DIRECTIONS - Search the material for the string "second", then return every line where it is found.

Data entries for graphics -
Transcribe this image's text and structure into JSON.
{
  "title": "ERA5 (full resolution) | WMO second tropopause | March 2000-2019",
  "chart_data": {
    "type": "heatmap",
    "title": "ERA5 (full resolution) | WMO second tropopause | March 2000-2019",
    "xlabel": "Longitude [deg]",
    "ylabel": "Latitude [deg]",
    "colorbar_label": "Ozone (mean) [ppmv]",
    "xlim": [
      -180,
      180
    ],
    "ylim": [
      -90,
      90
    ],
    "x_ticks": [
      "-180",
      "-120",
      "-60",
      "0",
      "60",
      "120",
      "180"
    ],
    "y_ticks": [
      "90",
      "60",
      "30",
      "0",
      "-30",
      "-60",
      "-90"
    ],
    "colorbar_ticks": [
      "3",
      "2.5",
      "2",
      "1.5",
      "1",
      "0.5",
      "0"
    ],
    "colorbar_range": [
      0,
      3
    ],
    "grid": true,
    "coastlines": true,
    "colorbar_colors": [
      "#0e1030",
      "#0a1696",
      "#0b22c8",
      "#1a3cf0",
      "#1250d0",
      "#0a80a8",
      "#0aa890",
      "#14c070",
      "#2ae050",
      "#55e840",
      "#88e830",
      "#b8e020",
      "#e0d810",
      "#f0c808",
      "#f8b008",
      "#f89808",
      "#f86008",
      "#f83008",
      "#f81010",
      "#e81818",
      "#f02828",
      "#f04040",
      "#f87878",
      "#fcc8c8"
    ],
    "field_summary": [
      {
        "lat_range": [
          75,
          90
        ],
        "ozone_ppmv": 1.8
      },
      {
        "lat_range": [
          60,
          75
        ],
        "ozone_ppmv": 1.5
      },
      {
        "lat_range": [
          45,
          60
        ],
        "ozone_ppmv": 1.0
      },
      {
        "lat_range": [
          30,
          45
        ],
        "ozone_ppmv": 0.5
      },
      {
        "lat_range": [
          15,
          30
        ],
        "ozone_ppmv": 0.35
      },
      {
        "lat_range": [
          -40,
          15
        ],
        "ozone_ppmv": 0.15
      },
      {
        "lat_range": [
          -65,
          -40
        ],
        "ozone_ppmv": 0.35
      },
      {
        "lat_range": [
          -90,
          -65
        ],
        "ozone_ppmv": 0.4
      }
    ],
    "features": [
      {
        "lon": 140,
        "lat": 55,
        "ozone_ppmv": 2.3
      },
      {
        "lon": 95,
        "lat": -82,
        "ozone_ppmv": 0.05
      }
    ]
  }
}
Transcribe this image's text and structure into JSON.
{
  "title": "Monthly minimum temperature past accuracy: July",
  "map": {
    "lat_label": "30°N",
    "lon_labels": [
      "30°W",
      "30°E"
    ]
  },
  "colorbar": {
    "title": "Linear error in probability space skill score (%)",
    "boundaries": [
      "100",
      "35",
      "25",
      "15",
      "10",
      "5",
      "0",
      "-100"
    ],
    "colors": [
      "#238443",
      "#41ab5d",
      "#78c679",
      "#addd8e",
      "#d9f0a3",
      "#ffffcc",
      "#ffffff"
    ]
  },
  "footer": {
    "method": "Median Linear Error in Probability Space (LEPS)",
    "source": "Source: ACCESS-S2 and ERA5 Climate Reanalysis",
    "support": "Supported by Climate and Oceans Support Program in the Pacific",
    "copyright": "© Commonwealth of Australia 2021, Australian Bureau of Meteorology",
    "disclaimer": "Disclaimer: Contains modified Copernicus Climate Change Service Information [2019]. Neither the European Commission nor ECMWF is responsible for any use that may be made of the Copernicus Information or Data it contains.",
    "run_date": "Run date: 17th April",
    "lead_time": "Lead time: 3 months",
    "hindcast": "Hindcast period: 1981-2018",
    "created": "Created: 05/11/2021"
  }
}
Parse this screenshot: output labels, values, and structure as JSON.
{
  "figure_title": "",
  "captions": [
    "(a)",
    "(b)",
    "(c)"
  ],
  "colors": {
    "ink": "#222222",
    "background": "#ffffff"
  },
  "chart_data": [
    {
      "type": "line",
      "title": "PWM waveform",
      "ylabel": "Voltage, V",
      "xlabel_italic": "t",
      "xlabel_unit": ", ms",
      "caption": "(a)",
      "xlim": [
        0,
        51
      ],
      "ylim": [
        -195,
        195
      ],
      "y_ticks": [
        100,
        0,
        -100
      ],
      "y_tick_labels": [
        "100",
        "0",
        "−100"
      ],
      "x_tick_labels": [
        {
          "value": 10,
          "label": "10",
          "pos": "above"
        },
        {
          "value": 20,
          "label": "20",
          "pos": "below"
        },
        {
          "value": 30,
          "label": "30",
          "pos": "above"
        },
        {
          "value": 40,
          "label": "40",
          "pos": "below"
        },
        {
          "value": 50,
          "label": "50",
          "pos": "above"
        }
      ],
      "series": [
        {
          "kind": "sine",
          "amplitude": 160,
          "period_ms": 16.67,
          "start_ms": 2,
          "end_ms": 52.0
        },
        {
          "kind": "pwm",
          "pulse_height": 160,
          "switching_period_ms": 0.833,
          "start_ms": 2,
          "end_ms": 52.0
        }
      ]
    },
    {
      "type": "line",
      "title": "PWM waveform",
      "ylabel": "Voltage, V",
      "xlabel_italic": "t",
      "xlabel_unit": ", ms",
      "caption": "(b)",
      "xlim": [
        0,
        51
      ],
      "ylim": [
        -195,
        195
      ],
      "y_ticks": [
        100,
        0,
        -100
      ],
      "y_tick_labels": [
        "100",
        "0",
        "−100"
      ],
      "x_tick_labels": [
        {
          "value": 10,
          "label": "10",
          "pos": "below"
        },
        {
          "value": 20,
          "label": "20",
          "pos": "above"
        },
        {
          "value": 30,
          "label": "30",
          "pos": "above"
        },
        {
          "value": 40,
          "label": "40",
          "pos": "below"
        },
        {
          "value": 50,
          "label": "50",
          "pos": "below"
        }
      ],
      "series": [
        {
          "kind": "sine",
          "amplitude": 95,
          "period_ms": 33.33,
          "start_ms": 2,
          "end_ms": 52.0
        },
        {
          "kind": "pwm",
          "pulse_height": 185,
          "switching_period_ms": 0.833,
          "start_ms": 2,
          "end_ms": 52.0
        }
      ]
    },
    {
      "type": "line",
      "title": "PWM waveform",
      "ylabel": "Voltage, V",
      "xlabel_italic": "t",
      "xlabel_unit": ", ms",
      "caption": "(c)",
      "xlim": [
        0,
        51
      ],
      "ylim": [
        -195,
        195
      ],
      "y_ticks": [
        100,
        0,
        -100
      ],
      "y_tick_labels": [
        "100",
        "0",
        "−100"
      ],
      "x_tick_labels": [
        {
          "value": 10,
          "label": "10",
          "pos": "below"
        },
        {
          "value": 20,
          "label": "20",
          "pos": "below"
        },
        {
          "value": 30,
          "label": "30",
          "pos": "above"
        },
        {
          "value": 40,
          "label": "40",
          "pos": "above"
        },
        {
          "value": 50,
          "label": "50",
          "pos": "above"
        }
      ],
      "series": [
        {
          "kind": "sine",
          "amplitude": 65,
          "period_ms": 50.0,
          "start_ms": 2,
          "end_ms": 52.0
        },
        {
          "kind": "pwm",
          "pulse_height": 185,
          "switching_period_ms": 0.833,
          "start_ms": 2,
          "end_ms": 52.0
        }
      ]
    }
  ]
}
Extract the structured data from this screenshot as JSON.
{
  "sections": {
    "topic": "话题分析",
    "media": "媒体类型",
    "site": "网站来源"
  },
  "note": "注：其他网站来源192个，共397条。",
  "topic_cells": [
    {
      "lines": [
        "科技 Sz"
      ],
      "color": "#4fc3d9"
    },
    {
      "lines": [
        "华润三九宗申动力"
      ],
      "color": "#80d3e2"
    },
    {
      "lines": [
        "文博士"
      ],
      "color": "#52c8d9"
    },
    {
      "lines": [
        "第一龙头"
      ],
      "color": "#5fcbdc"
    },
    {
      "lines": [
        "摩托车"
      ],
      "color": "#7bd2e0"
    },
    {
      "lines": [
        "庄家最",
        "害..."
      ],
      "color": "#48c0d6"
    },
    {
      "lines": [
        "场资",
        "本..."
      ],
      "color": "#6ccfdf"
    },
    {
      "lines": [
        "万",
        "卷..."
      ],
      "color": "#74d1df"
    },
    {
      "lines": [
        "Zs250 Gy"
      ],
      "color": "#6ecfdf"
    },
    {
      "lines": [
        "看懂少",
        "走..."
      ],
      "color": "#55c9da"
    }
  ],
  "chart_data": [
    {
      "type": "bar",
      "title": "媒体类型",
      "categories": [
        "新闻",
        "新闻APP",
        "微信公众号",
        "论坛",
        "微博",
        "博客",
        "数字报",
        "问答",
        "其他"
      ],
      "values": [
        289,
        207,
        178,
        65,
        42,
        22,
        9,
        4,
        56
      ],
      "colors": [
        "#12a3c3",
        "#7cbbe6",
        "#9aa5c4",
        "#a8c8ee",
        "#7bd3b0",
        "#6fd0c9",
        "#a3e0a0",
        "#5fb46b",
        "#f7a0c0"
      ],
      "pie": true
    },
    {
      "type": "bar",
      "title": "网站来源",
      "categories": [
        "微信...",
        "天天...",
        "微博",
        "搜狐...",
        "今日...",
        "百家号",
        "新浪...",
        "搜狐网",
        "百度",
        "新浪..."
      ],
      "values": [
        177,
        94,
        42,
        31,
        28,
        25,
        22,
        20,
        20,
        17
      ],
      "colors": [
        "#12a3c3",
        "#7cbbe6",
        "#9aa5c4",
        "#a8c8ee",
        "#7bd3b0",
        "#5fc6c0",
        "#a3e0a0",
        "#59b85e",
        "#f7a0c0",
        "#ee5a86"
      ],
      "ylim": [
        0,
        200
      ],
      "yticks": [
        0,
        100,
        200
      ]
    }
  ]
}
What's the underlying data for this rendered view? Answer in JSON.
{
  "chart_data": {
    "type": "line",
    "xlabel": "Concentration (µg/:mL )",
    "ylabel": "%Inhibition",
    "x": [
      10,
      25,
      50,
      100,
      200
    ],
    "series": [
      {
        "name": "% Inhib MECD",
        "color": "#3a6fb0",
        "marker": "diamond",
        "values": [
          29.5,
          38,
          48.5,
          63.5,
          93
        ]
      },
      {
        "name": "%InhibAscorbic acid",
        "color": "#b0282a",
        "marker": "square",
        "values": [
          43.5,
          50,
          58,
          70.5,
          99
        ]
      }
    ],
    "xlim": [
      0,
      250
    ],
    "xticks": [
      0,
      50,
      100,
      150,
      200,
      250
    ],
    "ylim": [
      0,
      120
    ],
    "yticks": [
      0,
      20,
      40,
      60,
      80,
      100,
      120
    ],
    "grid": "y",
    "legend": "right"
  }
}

EXPECTED OUTPUT -
  "title": "ERA5 (full resolution) | WMO second tropopause | March 2000-2019",
    "title": "ERA5 (full resolution) | WMO second tropopause | March 2000-2019",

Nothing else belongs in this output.